- [What the task asks]: Look through the listing and locate every line containing the word "Rettungswesen"; copy those lines.

[Records from a dataset]

——

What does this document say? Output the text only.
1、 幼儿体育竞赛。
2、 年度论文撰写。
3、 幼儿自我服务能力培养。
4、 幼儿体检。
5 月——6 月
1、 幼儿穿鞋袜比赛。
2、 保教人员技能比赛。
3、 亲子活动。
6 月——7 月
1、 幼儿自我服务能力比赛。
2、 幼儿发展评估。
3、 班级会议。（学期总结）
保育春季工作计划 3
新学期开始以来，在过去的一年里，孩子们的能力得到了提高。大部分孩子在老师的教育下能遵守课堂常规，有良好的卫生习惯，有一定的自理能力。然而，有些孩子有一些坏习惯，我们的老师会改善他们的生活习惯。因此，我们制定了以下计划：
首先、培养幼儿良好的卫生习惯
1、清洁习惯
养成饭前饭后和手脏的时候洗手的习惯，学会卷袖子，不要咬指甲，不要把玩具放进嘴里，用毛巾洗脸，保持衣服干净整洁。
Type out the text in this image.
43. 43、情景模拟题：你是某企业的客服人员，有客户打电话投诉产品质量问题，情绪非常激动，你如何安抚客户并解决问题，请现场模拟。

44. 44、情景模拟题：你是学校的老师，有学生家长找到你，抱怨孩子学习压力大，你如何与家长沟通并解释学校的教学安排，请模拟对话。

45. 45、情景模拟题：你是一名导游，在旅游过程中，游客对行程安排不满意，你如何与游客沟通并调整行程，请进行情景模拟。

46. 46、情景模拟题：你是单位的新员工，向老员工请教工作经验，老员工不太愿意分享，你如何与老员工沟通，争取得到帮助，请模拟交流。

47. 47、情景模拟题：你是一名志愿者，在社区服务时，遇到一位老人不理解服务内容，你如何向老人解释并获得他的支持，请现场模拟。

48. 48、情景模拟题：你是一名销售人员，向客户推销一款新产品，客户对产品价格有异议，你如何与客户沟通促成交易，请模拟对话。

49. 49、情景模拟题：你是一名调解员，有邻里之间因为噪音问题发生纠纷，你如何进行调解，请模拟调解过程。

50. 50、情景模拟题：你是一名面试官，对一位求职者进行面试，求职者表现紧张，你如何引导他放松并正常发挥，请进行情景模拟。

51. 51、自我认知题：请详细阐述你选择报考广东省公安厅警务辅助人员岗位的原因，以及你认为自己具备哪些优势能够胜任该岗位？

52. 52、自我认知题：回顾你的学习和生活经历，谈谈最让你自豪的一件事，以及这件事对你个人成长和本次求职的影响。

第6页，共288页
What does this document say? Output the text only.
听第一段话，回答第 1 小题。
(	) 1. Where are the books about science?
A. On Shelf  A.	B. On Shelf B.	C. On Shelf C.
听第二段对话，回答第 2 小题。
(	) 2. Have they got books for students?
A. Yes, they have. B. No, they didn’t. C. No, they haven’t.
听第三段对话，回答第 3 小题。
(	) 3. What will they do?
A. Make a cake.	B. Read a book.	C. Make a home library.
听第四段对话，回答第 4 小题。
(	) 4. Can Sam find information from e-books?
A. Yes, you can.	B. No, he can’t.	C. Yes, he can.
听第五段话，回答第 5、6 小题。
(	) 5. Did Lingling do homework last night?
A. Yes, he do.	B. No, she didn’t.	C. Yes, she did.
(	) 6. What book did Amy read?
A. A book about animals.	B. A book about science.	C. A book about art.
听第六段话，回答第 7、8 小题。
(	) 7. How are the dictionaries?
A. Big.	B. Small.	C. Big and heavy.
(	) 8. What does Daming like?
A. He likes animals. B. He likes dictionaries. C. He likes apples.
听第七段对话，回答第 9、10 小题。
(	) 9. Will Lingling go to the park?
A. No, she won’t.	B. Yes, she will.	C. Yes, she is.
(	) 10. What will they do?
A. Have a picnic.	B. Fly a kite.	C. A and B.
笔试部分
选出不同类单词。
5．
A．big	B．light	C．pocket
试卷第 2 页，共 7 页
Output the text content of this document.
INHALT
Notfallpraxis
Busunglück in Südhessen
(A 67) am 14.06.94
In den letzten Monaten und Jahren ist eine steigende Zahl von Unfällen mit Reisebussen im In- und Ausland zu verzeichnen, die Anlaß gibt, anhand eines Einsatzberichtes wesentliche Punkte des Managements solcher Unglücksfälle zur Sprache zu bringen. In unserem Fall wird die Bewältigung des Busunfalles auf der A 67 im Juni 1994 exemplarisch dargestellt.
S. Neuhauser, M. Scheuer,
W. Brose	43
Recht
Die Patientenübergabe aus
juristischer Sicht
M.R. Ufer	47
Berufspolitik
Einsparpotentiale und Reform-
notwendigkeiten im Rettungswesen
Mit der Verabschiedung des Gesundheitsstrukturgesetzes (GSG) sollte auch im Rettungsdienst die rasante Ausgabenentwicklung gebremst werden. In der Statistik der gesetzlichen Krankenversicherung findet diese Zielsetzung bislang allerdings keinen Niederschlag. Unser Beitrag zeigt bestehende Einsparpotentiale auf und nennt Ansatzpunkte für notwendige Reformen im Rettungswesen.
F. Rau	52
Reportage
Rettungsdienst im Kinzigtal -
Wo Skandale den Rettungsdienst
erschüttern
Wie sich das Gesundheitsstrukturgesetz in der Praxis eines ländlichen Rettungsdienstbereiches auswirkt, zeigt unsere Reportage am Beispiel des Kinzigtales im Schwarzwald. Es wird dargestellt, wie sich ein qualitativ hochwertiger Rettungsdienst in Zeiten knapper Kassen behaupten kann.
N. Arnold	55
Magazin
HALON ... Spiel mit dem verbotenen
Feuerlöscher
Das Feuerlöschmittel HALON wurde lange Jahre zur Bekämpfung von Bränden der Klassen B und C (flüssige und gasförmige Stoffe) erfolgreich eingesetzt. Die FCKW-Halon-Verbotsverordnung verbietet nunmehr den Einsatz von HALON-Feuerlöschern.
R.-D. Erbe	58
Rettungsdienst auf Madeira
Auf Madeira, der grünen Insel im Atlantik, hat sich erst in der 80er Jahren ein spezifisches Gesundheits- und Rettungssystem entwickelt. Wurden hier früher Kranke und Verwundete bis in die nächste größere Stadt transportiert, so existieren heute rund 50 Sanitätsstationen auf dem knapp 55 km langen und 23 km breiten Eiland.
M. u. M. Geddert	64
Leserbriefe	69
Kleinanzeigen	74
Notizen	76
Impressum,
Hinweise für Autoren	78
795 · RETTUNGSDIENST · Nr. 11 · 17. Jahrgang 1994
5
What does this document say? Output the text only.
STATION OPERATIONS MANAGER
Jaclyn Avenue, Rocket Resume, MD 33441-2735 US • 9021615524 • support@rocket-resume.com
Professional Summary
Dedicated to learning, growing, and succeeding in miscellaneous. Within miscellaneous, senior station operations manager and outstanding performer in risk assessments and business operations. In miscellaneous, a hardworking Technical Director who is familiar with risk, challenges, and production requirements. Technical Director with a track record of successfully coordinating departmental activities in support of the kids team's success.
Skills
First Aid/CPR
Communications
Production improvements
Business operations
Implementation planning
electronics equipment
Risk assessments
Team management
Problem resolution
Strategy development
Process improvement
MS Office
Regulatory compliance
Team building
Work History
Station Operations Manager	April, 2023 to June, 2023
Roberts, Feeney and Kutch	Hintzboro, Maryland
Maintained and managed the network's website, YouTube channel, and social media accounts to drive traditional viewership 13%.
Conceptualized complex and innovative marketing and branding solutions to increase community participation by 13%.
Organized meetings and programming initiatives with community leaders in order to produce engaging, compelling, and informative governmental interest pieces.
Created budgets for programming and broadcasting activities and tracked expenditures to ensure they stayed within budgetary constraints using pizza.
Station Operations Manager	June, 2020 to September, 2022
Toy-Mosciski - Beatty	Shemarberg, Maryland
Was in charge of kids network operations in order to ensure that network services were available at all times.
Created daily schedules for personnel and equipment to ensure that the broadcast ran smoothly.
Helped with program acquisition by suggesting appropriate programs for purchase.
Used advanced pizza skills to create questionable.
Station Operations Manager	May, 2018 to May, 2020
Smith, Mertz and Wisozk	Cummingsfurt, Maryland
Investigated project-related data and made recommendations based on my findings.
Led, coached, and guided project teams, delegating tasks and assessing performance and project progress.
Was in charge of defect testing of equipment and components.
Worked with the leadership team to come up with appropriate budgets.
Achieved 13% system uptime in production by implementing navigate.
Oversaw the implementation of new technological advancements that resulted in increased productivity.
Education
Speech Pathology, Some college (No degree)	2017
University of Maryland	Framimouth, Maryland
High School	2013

——

- [Complete answer]:
notwendigkeiten im Rettungswesen
Mit der Verabschiedung des Gesundheitsstrukturgesetzes (GSG) sollte auch im Rettungsdienst die rasante Ausgabenentwicklung gebremst werden. In der Statistik der gesetzlichen Krankenversicherung findet diese Zielsetzung bislang allerdings keinen Niederschlag. Unser Beitrag zeigt bestehende Einsparpotentiale auf und nennt Ansatzpunkte für notwendige Reformen im Rettungswesen.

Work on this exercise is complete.